THE REQUEST.
Write out each entry again. Keep every word exactly as it is.

DATA PROVIDED.
= = = = =

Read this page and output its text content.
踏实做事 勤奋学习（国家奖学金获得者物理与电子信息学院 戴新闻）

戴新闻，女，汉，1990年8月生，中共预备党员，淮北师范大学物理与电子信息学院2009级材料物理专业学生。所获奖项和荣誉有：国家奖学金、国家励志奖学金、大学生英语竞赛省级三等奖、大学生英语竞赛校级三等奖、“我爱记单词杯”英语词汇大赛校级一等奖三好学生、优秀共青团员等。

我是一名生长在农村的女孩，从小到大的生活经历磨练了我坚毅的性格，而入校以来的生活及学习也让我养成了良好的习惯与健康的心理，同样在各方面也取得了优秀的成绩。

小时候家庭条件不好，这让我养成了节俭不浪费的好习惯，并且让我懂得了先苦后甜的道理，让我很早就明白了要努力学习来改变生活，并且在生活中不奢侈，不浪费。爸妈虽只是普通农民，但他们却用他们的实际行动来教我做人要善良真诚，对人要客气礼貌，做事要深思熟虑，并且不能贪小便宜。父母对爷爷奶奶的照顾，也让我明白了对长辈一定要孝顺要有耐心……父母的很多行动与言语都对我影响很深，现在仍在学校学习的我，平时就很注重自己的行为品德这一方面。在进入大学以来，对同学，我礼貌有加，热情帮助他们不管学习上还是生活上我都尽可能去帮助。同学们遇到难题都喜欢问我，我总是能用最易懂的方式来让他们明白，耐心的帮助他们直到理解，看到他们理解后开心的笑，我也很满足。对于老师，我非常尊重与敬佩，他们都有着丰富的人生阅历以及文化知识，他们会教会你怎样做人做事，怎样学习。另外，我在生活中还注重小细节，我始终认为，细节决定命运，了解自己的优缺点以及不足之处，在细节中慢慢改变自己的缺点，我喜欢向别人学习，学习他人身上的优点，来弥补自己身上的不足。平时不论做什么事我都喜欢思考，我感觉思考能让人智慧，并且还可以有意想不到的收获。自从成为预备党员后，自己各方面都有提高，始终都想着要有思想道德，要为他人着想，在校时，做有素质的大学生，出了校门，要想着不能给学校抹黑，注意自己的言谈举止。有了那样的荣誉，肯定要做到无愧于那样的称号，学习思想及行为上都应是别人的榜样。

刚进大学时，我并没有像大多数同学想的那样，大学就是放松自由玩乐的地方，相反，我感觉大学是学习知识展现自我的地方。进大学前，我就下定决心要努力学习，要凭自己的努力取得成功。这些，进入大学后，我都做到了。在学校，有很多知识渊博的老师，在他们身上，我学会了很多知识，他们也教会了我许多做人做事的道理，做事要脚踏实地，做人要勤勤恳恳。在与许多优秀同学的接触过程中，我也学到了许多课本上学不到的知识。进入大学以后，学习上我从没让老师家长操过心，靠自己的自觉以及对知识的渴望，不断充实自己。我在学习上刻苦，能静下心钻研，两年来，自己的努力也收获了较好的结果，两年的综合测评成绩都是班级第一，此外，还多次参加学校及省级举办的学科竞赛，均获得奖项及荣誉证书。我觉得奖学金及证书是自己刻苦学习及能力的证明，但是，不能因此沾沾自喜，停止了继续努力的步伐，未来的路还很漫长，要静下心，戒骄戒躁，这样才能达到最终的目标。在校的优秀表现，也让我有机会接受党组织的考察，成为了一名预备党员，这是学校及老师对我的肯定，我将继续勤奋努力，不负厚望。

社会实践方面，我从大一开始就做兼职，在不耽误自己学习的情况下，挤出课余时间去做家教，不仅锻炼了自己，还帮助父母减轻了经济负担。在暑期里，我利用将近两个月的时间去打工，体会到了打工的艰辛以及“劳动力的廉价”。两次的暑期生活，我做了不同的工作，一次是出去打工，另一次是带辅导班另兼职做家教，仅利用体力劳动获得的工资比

= = = = =

WRITTEN REPLY.
Read this page and output its text content.
踏实做事 勤奋学习（国家奖学金获得者物理与电子信息学院 戴新闻）

戴新闻，女，汉，1990年8月生，中共预备党员，淮北师范大学物理与电子信息学院2009级材料物理专业学生。所获奖项和荣誉有：国家奖学金、国家励志奖学金、大学生英语竞赛省级三等奖、大学生英语竞赛校级三等奖、“我爱记单词杯”英语词汇大赛校级一等奖三好学生、优秀共青团员等。

我是一名生长在农村的女孩，从小到大的生活经历磨练了我坚毅的性格，而入校以来的生活及学习也让我养成了良好的习惯与健康的心理，同样在各方面也取得了优秀的成绩。

小时候家庭条件不好，这让我养成了节俭不浪费的好习惯，并且让我懂得了先苦后甜的道理，让我很早就明白了要努力学习来改变生活，并且在生活中不奢侈，不浪费。爸妈虽只是普通农民，但他们却用他们的实际行动来教我做人要善良真诚，对人要客气礼貌，做事要深思熟虑，并且不能贪小便宜。父母对爷爷奶奶的照顾，也让我明白了对长辈一定要孝顺要有耐心……父母的很多行动与言语都对我影响很深，现在仍在学校学习的我，平时就很注重自己的行为品德这一方面。在进入大学以来，对同学，我礼貌有加，热情帮助他们不管学习上还是生活上我都尽可能去帮助。同学们遇到难题都喜欢问我，我总是能用最易懂的方式来让他们明白，耐心的帮助他们直到理解，看到他们理解后开心的笑，我也很满足。对于老师，我非常尊重与敬佩，他们都有着丰富的人生阅历以及文化知识，他们会教会你怎样做人做事，怎样学习。另外，我在生活中还注重小细节，我始终认为，细节决定命运，了解自己的优缺点以及不足之处，在细节中慢慢改变自己的缺点，我喜欢向别人学习，学习他人身上的优点，来弥补自己身上的不足。平时不论做什么事我都喜欢思考，我感觉思考能让人智慧，并且还可以有意想不到的收获。自从成为预备党员后，自己各方面都有提高，始终都想着要有思想道德，要为他人着想，在校时，做有素质的大学生，出了校门，要想着不能给学校抹黑，注意自己的言谈举止。有了那样的荣誉，肯定要做到无愧于那样的称号，学习思想及行为上都应是别人的榜样。

刚进大学时，我并没有像大多数同学想的那样，大学就是放松自由玩乐的地方，相反，我感觉大学是学习知识展现自我的地方。进大学前，我就下定决心要努力学习，要凭自己的努力取得成功。这些，进入大学后，我都做到了。在学校，有很多知识渊博的老师，在他们身上，我学会了很多知识，他们也教会了我许多做人做事的道理，做事要脚踏实地，做人要勤勤恳恳。在与许多优秀同学的接触过程中，我也学到了许多课本上学不到的知识。进入大学以后，学习上我从没让老师家长操过心，靠自己的自觉以及对知识的渴望，不断充实自己。我在学习上刻苦，能静下心钻研，两年来，自己的努力也收获了较好的结果，两年的综合测评成绩都是班级第一，此外，还多次参加学校及省级举办的学科竞赛，均获得奖项及荣誉证书。我觉得奖学金及证书是自己刻苦学习及能力的证明，但是，不能因此沾沾自喜，停止了继续努力的步伐，未来的路还很漫长，要静下心，戒骄戒躁，这样才能达到最终的目标。在校的优秀表现，也让我有机会接受党组织的考察，成为了一名预备党员，这是学校及老师对我的肯定，我将继续勤奋努力，不负厚望。

社会实践方面，我从大一开始就做兼职，在不耽误自己学习的情况下，挤出课余时间去做家教，不仅锻炼了自己，还帮助父母减轻了经济负担。在暑期里，我利用将近两个月的时间去打工，体会到了打工的艰辛以及“劳动力的廉价”。两次的暑期生活，我做了不同的工作，一次是出去打工，另一次是带辅导班另兼职做家教，仅利用体力劳动获得的工资比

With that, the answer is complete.